Continuidade da tradição

Uma das riquezas incontestes do Ceará é o conjunto heterogêneo de tradições populares, vivo em manifestações que povoam todo o seu território. A pluralidade de saberes e fazeres, cujos fios ligam geografias e tempos diversos, se materializa em artes, ciências e credos.

São definidores da identidade de um povo. Há uma vasta literatura acerca deste quinhão da cultura cearense, desde clássicos como Leonardo Mota até o de intelectuais ainda em atuação, como Gilmar de Carvalho e Oswald Barroso.

A área, vasta e diversa, é coberta por políticas públicas sob responsabilidade da Secretaria da Cultura do Estado (Secult). No âmbito municipal, muitos municípios já reconheceram sua importância para o imaginário e, em alguns casos, também para a economia. Desde 2006, o Ceará dispõe de legislação que regula o registro dos "Tesouros Vivos da Cultura".

Pioneira no Brasil, a lei foi concebida para valorizar e dar suporte aos fazeres e saberes de homens e mulheres com reconhecida maestria na cultura tradicional popular. Há prefeituras que contam com programas análogos de cobertura, claro, mais restrita.

O que define um mestre não é tão somente a perícia em seu ofício, mas sua condição de matriz e difusor de tradições de caráter simbólico, dotadas de história e da identidade e, por isso, importante para estas duas dimensões sociais. Aquilo que sabem e fazem aprenderam de mestres que vieram antes deles, transformaram estes saberes a partir de suas próprias vivências e agora o repassam às novas gerações.

Desde 2017, o número de contemplados pelo programa - entre mestres, grupos e comunidades tradicionais - passou dos originais 60 para 80. Ainda que se reconheça o rigor da seleção, a quantidade é apenas uma fração do que o Estado conta em termos de cultura popular. Os nomes são selecionados pela Coordenadoria de Patrimônio Histórico, Artístico e Cultural da Secult; as propostas, no entanto, são feitas pela sociedade civil.

Conjunto de dados:
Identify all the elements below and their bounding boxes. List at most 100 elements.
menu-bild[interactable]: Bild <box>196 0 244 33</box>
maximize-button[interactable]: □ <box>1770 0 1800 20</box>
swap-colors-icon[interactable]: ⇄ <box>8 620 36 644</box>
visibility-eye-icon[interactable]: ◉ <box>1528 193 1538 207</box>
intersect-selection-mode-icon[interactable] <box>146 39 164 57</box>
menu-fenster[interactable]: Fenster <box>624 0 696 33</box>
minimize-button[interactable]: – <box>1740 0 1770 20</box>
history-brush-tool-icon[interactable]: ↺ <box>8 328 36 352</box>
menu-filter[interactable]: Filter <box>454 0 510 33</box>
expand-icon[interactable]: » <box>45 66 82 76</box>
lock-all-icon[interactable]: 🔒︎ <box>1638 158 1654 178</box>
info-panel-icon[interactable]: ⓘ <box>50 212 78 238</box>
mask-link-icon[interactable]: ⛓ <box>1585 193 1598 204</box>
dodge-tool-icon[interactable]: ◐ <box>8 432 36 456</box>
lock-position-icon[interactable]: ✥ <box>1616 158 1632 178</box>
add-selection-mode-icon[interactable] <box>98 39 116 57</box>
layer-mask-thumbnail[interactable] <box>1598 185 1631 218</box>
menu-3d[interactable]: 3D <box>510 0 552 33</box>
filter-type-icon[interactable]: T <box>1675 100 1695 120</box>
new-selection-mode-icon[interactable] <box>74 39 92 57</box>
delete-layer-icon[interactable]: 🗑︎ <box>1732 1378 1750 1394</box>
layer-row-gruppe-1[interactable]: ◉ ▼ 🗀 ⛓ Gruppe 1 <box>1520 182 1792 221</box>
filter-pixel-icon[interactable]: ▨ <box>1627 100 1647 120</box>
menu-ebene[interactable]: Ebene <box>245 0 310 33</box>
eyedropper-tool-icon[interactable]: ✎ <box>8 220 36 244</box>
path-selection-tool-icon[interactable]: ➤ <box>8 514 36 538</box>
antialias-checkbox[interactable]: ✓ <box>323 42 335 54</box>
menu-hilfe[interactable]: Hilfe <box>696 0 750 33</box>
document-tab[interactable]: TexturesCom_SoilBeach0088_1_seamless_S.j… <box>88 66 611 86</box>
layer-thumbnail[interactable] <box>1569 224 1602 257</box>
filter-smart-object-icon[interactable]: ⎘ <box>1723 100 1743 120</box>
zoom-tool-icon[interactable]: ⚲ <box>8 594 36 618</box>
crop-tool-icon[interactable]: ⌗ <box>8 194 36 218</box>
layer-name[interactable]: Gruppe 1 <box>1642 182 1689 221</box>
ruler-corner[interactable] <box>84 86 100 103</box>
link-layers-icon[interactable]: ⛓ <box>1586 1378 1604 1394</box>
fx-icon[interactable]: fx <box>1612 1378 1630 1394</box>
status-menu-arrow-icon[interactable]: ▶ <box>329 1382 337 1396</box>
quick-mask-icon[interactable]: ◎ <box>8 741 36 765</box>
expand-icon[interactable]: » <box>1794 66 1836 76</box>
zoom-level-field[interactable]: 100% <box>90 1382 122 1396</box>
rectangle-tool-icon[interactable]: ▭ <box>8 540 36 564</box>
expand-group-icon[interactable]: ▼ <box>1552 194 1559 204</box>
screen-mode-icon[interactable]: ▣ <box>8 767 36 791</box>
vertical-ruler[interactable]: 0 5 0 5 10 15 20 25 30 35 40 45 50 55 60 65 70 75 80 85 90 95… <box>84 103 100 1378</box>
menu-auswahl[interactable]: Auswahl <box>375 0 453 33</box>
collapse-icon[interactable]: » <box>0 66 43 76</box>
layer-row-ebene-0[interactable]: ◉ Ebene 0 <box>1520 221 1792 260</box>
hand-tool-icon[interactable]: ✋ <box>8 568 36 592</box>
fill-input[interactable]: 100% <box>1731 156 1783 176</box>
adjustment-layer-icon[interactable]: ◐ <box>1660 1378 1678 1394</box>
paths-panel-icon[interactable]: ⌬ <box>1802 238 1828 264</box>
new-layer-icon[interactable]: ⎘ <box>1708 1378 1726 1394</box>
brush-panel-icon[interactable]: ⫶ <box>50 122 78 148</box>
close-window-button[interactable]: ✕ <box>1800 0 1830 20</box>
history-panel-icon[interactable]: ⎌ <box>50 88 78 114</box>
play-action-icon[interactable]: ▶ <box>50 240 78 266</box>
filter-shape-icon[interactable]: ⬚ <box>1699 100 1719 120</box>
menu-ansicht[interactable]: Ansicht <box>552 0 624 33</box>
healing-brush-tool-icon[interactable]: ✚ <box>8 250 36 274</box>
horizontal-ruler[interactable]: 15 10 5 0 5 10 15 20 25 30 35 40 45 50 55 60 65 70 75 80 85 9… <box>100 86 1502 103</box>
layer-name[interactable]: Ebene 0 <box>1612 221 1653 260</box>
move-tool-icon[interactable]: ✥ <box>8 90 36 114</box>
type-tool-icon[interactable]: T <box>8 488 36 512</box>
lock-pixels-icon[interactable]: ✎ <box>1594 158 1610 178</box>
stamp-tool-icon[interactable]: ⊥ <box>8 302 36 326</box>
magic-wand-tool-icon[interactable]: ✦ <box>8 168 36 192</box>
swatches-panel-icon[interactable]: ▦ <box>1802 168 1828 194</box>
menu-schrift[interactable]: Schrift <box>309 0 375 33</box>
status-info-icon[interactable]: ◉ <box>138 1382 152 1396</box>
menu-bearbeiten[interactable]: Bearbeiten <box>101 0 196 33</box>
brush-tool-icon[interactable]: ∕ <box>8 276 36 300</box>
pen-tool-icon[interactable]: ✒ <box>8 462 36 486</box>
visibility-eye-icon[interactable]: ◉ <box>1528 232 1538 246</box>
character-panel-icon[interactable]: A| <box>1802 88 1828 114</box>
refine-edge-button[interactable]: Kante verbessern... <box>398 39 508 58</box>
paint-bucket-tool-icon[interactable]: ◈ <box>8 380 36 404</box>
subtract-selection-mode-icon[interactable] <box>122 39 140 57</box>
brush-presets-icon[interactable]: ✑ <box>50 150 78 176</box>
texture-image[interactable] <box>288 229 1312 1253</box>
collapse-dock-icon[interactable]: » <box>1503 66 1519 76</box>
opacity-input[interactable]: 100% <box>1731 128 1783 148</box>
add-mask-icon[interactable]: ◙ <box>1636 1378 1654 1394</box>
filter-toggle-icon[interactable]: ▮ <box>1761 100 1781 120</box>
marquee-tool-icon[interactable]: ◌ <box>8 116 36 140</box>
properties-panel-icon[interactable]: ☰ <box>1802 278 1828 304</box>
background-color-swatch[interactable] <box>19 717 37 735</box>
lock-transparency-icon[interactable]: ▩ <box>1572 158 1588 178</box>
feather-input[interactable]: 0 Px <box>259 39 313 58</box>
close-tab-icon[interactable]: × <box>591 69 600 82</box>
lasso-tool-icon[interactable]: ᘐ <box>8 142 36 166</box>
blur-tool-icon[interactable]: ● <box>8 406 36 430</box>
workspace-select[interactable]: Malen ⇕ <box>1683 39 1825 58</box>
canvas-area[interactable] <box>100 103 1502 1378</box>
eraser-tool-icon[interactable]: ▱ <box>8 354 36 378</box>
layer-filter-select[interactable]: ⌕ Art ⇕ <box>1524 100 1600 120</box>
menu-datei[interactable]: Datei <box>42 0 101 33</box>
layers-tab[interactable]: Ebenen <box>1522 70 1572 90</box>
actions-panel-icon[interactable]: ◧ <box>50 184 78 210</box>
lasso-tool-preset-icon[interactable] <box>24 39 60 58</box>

Questões de compreensão:
- A) Responda, com base no trecho sobre a tradição popular cearense, às perguntas abaixo:
(i) Desde que ano o Ceará dispõe de legislação que regula o registro dos "Tesouros Vivos da Cultura"?
(ii) Para quantos passou o número de contemplados pelo programa desde 2017, e de quantos partiu?
(iii) Qual órgão seleciona os nomes?
- B) Indique se cada afirmação concorda com o trecho sobre a tradição popular cearense, respondendo sim ou não e citando as palavras do trecho que decidem a questão:
(i) A lei dos "Tesouros Vivos da Cultura" foi a primeira do gênero no Brasil.
(ii) As propostas de nomes para o programa partem da própria Secult.
(iii) O que define um mestre é apenas a perícia em seu ofício.
- C) Prossiga o trecho sobre a tradição popular cearense a partir da última frase apresentada.

Respostas:
- A)
(i) Desde 2006.
(ii) Passou dos originais 60 para 80.
(iii) A Coordenadoria de Patrimônio Histórico, Artístico e Cultural da Secult.

- B)
(i) Sim: "Pioneira no Brasil, a lei foi concebida para valorizar e dar suporte aos fazeres e saberes de homens e mulheres com reconhecida maestria na cultura tradicional popular."
(ii) Não: "as propostas, no entanto, são feitas pela sociedade civil."
(iii) Não: "O que define um mestre não é tão somente a perícia em seu ofício".

- C)
Os mestres da cultura contemplados passam a dispor de reconhecimento institucional e de um subsídio mensal fixado no valor de um salário mínimo. O recurso é pago como auxílio para a manutenção de suas atividades e para garantir a transmissão de seus saberes e fazeres. Ajuda oportuna, mas que necessita de complemento e, dada a riqueza do fenômeno, de ser ampliada.

O momento atual inspira cuidados especiais nesta categoria tão importante para a identidade cultural do Estado. Ainda que não seja regra, a maior parte dos mestres é formada por pessoas idosas, que figuram no grupo de risco de infecção da Covid-19. Além disso, não poucas manifestações pautam sua transmissão de saber numa relação física, de contato, de toque.

A performance está presente e, portanto, aprende-se, também, com o corpo. Há, por fim, a questão econômica. A relação de alguns fazeres tradicionais com a economia é bastante tênue; há mesmo casos que ela é inexistente, como nas práticas do sagrado das ordens de penitentes.

A crise impõe desafios inadiáveis. Os artistas, como se sabe, precisam de atenção dada a especificidade de suas atuações; e também exigem atenção especial às práticas culturais num sentido mais amplo. Cuida-se, assim, não apenas de pessoas, mas da matéria do imaginário do qual o Ceará é feito.